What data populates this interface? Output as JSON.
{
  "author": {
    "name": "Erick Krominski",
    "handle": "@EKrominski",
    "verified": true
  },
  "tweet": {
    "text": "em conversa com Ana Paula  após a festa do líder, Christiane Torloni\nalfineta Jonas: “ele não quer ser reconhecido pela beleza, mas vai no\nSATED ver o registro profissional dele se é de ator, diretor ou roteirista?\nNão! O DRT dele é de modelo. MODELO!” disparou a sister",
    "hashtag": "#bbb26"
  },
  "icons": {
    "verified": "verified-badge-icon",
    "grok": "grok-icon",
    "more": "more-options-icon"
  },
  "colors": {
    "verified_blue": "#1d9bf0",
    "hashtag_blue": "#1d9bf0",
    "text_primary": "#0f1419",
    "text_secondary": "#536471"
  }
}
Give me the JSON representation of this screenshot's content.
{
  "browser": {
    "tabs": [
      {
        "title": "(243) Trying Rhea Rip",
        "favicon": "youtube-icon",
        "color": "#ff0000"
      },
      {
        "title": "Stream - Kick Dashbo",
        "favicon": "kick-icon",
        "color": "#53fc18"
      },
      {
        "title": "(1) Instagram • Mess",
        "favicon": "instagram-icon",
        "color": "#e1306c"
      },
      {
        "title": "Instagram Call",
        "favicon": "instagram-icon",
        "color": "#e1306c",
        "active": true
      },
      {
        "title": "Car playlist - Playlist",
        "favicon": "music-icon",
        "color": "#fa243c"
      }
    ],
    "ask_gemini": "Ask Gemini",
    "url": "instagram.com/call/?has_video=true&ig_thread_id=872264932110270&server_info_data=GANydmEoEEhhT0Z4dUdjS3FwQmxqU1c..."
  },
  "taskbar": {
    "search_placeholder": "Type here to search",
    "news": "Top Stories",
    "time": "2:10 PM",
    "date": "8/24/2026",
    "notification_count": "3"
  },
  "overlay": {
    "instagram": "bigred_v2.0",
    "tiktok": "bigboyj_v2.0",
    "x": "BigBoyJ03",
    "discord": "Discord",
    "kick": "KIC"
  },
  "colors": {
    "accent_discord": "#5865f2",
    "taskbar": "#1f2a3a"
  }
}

------------------------------------------------------------

#### REQUEST:
Return only the number of lines in the preceding records that contain the string "true".

#### SOLUTION:
3